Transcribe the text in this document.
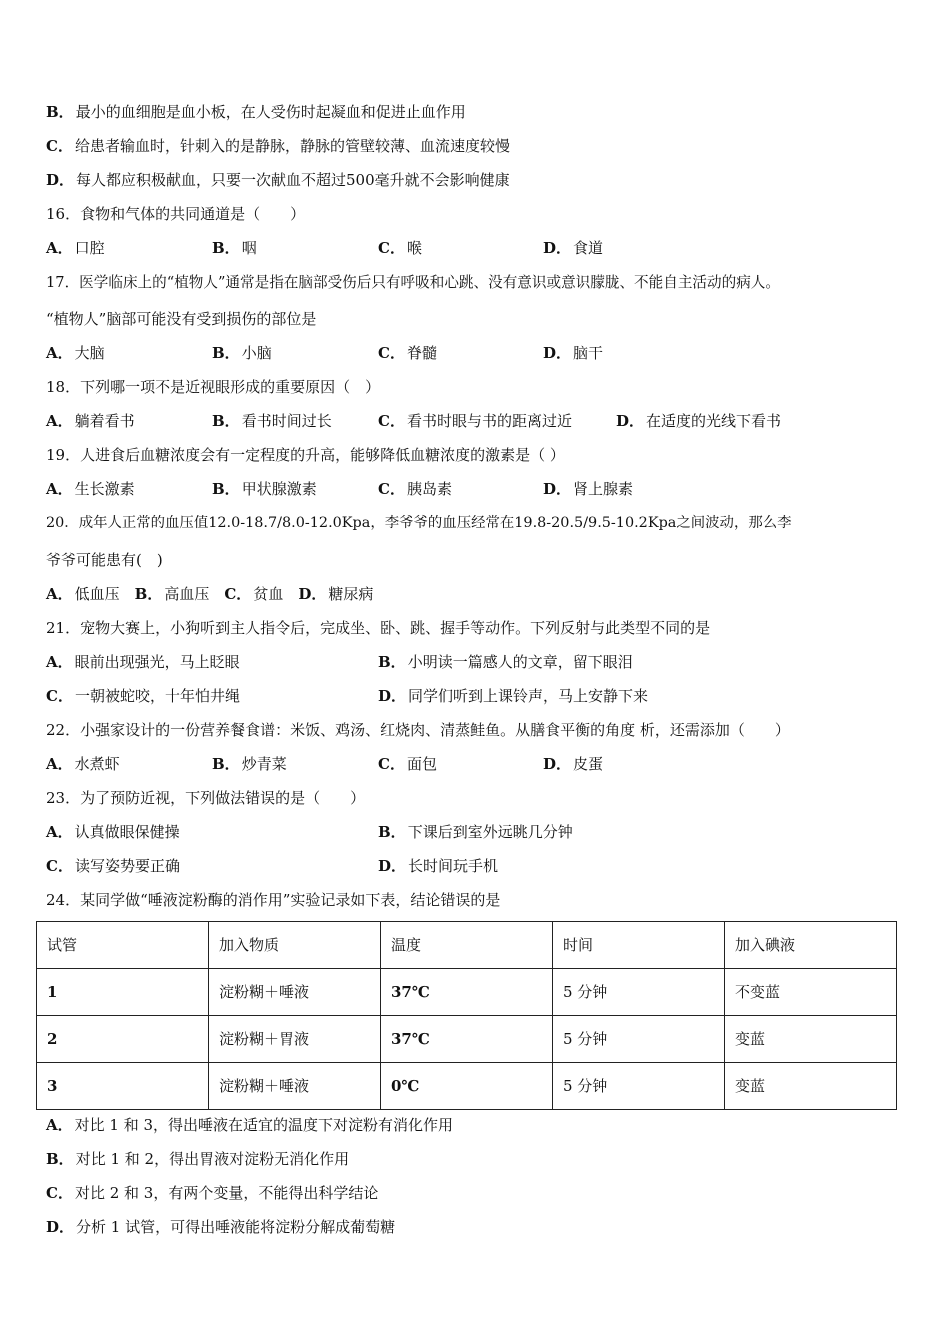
B． 最小的血细胞是血小板，在人受伤时起凝血和促进止血作用
C． 给患者输血时，针刺入的是静脉，静脉的管壁较薄、血流速度较慢
D． 每人都应积极献血，只要一次献血不超过500毫升就不会影响健康
16．食物和气体的共同通道是（　　）
A． 口腔	B． 咽	C． 喉	D． 食道
17．医学临床上的“植物人”通常是指在脑部受伤后只有呼吸和心跳、没有意识或意识朦胧、不能自主活动的病人。
“植物人”脑部可能没有受到损伤的部位是
A． 大脑	B． 小脑	C． 脊髓	D． 脑干
18．下列哪一项不是近视眼形成的重要原因（　）
A． 躺着看书	B． 看书时间过长	C． 看书时眼与书的距离过近	D． 在适度的光线下看书
19．人进食后血糖浓度会有一定程度的升高，能够降低血糖浓度的激素是（ ）
A． 生长激素	B． 甲状腺激素	C． 胰岛素	D． 肾上腺素
20．成年人正常的血压值12.0-18.7/8.0-12.0Kpa，李爷爷的血压经常在19.8-20.5/9.5-10.2Kpa之间波动，那么李
爷爷可能患有(　)
A． 低血压　B． 高血压　C． 贫血　D． 糖尿病
21．宠物大赛上，小狗听到主人指令后，完成坐、卧、跳、握手等动作。下列反射与此类型不同的是
A． 眼前出现强光，马上眨眼	B． 小明读一篇感人的文章，留下眼泪
C． 一朝被蛇咬，十年怕井绳	D． 同学们听到上课铃声，马上安静下来
22．小强家设计的一份营养餐食谱：米饭、鸡汤、红烧肉、清蒸鲑鱼。从膳食平衡的角度 析，还需添加（　　）
A． 水煮虾	B． 炒青菜	C． 面包	D． 皮蛋
23．为了预防近视，下列做法错误的是（　　）
A． 认真做眼保健操	B． 下课后到室外远眺几分钟
C． 读写姿势要正确	D． 长时间玩手机
24．某同学做“唾液淀粉酶的消作用”实验记录如下表，结论错误的是
试管	加入物质	温度	时间	加入碘液
1	淀粉糊＋唾液	37℃	5 分钟	不变蓝
2	淀粉糊＋胃液	37℃	5 分钟	变蓝
3	淀粉糊＋唾液	0℃	5 分钟	变蓝
A． 对比 1 和 3，得出唾液在适宜的温度下对淀粉有消化作用
B． 对比 1 和 2，得出胃液对淀粉无消化作用
C． 对比 2 和 3，有两个变量，不能得出科学结论
D． 分析 1 试管，可得出唾液能将淀粉分解成葡萄糖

* _DIRECTIONS_:
Return all the entries word for word, but omit any pictures they contain.

* _WORKED SOLUTION_:
Transcribe the text in this document.
B． 最小的血细胞是血小板，在人受伤时起凝血和促进止血作用
C． 给患者输血时，针刺入的是静脉，静脉的管壁较薄、血流速度较慢
D． 每人都应积极献血，只要一次献血不超过500毫升就不会影响健康
16．食物和气体的共同通道是（　　）
A． 口腔	B． 咽	C． 喉	D． 食道
17．医学临床上的“植物人”通常是指在脑部受伤后只有呼吸和心跳、没有意识或意识朦胧、不能自主活动的病人。
“植物人”脑部可能没有受到损伤的部位是
A． 大脑	B． 小脑	C． 脊髓	D． 脑干
18．下列哪一项不是近视眼形成的重要原因（　）
A． 躺着看书	B． 看书时间过长	C． 看书时眼与书的距离过近	D． 在适度的光线下看书
19．人进食后血糖浓度会有一定程度的升高，能够降低血糖浓度的激素是（ ）
A． 生长激素	B． 甲状腺激素	C． 胰岛素	D． 肾上腺素
20．成年人正常的血压值12.0-18.7/8.0-12.0Kpa，李爷爷的血压经常在19.8-20.5/9.5-10.2Kpa之间波动，那么李
爷爷可能患有(　)
A． 低血压　B． 高血压　C． 贫血　D． 糖尿病
21．宠物大赛上，小狗听到主人指令后，完成坐、卧、跳、握手等动作。下列反射与此类型不同的是
A． 眼前出现强光，马上眨眼	B． 小明读一篇感人的文章，留下眼泪
C． 一朝被蛇咬，十年怕井绳	D． 同学们听到上课铃声，马上安静下来
22．小强家设计的一份营养餐食谱：米饭、鸡汤、红烧肉、清蒸鲑鱼。从膳食平衡的角度 析，还需添加（　　）
A． 水煮虾	B． 炒青菜	C． 面包	D． 皮蛋
23．为了预防近视，下列做法错误的是（　　）
A． 认真做眼保健操	B． 下课后到室外远眺几分钟
C． 读写姿势要正确	D． 长时间玩手机
24．某同学做“唾液淀粉酶的消作用”实验记录如下表，结论错误的是
试管	加入物质	温度	时间	加入碘液
1	淀粉糊＋唾液	37℃	5 分钟	不变蓝
2	淀粉糊＋胃液	37℃	5 分钟	变蓝
3	淀粉糊＋唾液	0℃	5 分钟	变蓝
A． 对比 1 和 3，得出唾液在适宜的温度下对淀粉有消化作用
B． 对比 1 和 2，得出胃液对淀粉无消化作用
C． 对比 2 和 3，有两个变量，不能得出科学结论
D． 分析 1 试管，可得出唾液能将淀粉分解成葡萄糖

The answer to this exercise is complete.